(Excerpts from a layout annotation set)
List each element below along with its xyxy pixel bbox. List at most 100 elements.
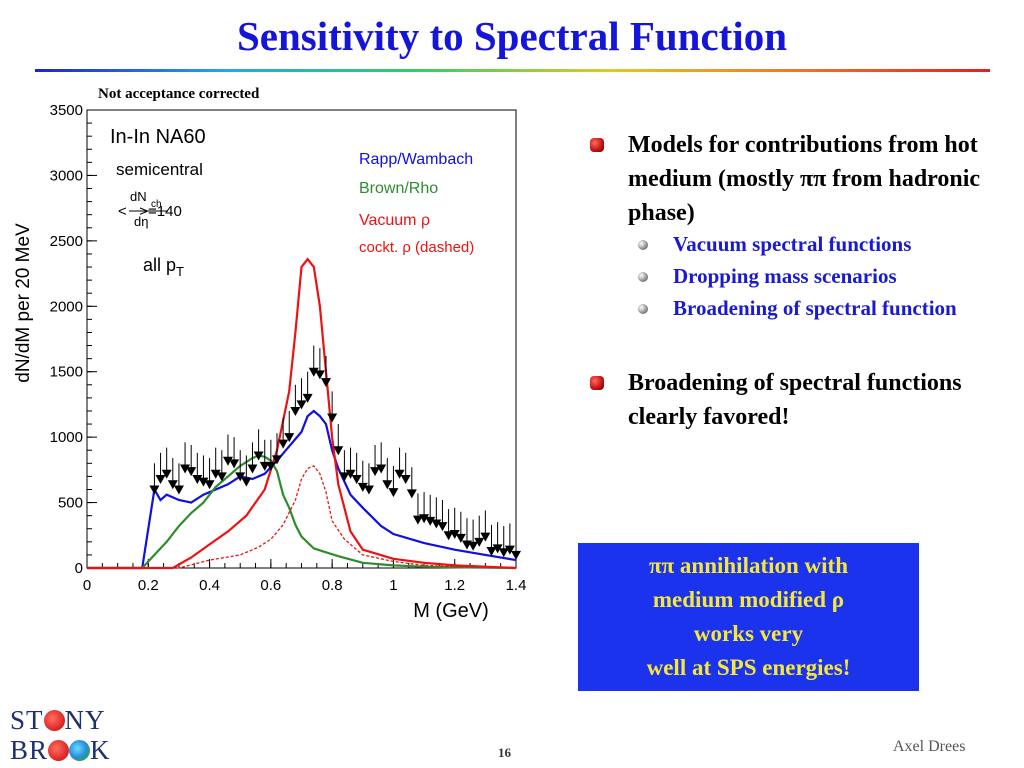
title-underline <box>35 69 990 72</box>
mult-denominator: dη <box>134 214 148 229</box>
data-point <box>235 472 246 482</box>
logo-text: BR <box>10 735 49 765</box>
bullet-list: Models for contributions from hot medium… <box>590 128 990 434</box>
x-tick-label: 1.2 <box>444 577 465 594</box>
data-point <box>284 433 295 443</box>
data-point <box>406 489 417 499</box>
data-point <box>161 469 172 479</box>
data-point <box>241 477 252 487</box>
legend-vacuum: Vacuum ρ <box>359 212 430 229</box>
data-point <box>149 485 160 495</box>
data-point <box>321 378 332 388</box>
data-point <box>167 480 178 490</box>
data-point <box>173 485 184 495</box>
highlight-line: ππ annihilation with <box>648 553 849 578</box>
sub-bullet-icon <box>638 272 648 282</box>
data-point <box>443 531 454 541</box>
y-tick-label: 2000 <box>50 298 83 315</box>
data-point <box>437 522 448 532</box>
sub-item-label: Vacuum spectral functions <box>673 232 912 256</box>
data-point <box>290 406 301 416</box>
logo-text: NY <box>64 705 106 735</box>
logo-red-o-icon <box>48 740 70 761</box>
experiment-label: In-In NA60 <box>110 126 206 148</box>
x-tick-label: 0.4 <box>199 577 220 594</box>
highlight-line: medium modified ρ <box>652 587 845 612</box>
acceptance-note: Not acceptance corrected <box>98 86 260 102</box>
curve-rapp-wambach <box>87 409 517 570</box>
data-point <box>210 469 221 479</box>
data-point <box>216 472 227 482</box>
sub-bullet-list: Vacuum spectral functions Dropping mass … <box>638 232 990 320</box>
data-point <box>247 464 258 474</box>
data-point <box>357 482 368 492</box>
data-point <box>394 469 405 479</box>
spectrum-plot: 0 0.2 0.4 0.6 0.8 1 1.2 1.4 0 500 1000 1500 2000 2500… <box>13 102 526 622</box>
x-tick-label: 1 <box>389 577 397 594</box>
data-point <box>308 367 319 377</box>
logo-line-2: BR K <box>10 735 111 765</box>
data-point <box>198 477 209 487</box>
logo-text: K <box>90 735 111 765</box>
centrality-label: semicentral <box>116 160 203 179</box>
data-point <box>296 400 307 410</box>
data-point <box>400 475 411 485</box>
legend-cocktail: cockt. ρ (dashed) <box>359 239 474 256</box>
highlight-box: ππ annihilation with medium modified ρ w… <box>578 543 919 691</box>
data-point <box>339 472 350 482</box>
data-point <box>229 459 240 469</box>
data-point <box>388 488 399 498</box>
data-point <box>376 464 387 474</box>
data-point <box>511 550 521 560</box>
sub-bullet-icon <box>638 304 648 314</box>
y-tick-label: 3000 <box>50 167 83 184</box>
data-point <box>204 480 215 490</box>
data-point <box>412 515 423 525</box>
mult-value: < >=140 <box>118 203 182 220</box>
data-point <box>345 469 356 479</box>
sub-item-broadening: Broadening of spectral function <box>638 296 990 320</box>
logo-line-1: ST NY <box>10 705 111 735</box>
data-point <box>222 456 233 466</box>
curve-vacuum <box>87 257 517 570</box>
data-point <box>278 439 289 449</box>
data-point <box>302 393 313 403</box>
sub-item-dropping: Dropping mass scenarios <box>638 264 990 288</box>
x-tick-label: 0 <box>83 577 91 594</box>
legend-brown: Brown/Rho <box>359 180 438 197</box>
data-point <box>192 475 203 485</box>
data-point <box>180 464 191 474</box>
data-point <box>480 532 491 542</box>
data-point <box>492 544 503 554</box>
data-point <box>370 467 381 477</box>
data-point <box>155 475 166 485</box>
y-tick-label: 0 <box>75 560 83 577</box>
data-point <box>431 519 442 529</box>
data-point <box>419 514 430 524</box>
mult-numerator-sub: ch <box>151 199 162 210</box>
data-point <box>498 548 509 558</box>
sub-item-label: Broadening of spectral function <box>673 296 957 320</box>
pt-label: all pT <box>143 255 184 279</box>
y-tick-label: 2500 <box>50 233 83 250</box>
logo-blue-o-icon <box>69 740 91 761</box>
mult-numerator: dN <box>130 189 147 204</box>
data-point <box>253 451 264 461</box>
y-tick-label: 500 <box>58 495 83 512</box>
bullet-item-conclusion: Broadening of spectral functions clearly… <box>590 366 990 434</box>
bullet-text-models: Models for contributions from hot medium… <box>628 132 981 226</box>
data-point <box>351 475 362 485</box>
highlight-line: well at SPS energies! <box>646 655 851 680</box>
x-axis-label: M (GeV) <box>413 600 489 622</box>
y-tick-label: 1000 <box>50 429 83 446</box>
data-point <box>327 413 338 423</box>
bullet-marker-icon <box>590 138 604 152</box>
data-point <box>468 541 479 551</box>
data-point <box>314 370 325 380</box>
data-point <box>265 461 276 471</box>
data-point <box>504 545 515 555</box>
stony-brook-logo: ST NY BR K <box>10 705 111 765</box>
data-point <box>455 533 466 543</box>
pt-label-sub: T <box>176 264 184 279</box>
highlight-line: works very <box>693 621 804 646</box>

■ Instruction: Copy word for word everything in the entries above from the line that contains "title-underline <box>35 69 990 72</box>" down to the line that contains "data-point <box>241 477 252 487</box>", including both of those lines.

■ Response to this exercise:
title-underline <box>35 69 990 72</box>
mult-denominator: dη <box>134 214 148 229</box>
data-point <box>235 472 246 482</box>
logo-text: BR <box>10 735 49 765</box>
bullet-list: Models for contributions from hot medium… <box>590 128 990 434</box>
x-tick-label: 1.2 <box>444 577 465 594</box>
data-point <box>284 433 295 443</box>
data-point <box>406 489 417 499</box>
data-point <box>161 469 172 479</box>
data-point <box>241 477 252 487</box>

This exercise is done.